## TASK INSTRUCTIONS
For the material that follows, list every line containing the word "ePointFilepath".

## AVAILABLE RECORDS
┏━━

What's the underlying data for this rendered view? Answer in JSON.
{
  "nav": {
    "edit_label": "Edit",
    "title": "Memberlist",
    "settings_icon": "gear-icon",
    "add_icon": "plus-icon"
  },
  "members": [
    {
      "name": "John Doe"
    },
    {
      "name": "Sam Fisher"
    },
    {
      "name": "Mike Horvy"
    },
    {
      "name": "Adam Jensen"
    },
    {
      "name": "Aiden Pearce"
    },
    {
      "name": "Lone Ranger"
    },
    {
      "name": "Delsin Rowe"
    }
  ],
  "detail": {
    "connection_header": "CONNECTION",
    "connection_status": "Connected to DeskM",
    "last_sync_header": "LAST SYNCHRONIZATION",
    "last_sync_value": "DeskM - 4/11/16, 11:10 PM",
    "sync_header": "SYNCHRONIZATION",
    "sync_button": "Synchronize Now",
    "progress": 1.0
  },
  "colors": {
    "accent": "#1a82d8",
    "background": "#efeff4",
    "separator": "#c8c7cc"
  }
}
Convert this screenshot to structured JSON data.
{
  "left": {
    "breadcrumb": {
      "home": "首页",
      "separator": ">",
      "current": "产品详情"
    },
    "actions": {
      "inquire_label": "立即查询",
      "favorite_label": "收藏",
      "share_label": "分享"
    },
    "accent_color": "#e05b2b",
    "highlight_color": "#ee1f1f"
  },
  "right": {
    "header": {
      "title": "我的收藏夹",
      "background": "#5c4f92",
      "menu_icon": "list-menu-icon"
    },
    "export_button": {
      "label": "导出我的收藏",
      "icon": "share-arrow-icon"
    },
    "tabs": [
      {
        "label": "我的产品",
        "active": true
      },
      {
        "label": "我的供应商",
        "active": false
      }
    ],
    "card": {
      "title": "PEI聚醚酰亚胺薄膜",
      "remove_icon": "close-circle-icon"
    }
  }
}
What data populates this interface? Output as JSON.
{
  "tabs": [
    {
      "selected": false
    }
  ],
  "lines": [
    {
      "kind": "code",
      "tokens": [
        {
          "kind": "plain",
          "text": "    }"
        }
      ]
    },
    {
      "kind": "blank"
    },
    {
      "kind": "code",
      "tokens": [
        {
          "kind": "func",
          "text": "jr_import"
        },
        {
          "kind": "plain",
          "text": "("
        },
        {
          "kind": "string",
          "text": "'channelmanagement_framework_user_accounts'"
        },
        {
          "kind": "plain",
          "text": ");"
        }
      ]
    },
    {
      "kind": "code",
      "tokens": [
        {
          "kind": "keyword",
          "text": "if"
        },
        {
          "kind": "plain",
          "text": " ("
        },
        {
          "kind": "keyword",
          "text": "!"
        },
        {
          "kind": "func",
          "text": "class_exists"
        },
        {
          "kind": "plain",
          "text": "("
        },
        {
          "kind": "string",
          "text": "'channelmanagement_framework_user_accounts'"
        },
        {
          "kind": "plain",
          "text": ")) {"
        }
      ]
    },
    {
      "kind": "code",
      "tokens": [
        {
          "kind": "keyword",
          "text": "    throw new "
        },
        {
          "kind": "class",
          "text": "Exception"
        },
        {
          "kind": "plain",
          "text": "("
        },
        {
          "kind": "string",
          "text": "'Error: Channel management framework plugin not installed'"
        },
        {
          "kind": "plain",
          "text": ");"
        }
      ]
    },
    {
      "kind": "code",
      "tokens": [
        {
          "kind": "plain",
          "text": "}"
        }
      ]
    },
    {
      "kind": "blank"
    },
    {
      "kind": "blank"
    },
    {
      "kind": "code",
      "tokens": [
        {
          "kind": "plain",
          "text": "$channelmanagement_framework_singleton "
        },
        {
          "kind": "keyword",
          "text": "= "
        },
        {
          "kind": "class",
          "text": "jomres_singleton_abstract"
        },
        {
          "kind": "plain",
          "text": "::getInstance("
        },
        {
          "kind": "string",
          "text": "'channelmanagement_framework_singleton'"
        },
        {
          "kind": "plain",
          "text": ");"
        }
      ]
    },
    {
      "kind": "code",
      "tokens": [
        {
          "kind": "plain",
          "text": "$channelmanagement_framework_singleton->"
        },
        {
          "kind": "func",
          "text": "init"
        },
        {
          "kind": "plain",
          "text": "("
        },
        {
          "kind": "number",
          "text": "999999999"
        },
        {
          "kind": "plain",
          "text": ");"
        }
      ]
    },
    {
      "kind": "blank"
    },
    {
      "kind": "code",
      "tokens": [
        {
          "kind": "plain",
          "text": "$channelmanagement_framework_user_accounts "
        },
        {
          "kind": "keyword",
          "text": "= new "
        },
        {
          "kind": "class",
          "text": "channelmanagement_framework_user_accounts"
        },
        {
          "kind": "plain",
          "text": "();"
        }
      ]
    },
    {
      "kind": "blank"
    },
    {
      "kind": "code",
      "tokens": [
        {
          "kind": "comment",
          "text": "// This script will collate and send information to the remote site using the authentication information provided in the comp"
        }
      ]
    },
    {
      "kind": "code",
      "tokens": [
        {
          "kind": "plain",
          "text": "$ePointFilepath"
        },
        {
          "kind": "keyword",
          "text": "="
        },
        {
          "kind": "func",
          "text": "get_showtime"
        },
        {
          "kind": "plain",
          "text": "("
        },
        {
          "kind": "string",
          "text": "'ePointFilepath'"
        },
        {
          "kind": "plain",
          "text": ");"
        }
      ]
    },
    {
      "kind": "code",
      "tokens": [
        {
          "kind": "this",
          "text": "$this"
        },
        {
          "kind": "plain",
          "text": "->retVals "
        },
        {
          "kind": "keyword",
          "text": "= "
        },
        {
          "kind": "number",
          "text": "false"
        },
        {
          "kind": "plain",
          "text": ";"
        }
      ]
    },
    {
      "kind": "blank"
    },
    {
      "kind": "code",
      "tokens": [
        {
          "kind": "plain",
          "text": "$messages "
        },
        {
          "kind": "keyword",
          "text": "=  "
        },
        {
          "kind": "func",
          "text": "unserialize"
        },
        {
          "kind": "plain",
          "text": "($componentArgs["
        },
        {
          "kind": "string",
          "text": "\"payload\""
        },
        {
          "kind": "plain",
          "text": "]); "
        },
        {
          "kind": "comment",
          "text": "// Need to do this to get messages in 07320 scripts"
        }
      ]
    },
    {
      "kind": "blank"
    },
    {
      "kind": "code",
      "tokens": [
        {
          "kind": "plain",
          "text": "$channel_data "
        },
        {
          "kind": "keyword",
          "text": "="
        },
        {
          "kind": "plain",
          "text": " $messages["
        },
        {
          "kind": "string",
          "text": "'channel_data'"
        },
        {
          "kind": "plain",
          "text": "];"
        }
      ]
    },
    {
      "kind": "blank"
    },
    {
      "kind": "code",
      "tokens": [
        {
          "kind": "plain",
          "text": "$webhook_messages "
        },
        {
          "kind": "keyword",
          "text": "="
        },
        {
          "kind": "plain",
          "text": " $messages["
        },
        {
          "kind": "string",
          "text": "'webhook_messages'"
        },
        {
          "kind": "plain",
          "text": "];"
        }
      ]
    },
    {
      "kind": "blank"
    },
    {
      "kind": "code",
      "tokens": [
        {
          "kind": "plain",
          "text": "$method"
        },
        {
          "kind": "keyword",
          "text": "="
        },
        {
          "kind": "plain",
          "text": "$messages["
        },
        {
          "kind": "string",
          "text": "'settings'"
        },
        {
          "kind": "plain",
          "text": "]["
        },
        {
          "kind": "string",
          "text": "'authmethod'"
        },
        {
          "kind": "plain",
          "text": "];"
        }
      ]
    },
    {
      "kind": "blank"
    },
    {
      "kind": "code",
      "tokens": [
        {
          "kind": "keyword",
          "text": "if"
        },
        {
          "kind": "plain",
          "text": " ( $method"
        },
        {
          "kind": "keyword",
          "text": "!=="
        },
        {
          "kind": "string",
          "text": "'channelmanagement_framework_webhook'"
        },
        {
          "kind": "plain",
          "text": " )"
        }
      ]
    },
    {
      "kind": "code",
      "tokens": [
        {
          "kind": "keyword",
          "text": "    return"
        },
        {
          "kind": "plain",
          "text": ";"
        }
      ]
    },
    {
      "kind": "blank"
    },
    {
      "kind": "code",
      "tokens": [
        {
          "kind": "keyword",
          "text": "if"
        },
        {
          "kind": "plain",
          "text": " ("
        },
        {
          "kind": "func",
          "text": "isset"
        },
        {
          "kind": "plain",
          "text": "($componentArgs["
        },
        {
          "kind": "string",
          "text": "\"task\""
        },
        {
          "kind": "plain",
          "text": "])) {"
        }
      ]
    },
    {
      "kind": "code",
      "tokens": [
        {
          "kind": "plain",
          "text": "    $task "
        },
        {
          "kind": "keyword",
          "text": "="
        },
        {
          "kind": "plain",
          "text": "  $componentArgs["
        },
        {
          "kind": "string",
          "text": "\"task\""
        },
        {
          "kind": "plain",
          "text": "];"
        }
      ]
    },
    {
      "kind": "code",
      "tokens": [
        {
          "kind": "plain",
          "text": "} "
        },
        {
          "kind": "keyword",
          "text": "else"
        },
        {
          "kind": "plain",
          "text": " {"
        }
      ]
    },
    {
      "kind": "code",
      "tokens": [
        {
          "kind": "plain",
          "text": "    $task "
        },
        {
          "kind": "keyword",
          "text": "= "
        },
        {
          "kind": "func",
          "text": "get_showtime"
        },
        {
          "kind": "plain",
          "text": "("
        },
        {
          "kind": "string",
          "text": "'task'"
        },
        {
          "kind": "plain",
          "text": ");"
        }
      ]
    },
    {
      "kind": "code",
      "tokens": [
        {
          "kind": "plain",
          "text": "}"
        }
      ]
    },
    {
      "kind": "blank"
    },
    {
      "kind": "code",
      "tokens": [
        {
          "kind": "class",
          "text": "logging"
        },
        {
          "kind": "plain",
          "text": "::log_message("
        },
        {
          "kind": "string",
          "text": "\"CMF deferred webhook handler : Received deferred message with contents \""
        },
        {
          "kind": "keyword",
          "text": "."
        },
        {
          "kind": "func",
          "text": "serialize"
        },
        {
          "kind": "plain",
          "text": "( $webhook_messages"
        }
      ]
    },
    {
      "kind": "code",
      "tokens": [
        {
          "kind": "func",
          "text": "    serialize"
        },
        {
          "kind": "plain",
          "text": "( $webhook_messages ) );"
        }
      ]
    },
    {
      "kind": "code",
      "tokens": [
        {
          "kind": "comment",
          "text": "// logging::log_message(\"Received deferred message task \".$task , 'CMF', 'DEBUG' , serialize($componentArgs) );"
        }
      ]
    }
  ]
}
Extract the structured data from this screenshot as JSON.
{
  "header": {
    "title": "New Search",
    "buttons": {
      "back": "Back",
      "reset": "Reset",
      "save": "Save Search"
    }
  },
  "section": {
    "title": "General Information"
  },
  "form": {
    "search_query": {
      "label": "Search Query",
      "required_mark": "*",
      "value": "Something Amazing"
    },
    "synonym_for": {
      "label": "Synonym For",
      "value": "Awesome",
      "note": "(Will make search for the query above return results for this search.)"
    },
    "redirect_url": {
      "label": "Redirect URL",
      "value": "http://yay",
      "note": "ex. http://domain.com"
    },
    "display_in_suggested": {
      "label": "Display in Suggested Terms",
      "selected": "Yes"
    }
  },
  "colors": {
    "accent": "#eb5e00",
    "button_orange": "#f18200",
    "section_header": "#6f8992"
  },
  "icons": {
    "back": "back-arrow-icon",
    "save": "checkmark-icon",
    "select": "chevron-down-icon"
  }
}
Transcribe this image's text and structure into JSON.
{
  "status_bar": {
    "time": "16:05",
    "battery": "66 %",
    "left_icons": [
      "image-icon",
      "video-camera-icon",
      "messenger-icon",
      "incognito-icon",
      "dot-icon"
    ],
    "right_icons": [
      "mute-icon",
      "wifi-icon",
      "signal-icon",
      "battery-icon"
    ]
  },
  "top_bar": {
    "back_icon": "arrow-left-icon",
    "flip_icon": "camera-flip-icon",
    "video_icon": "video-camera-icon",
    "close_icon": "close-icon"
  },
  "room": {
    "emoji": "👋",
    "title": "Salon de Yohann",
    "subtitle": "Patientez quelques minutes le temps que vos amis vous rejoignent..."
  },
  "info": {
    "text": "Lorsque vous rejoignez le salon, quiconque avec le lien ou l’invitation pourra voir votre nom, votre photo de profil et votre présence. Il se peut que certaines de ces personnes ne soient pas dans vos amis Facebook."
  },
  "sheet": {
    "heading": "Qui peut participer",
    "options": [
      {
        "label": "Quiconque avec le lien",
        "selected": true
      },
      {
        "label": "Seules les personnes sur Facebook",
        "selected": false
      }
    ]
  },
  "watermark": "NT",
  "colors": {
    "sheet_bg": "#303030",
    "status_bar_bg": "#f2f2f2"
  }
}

┗━━

## SOLUTION TO THIS EXERCISE
          "text": "$ePointFilepath"
          "text": "'ePointFilepath'"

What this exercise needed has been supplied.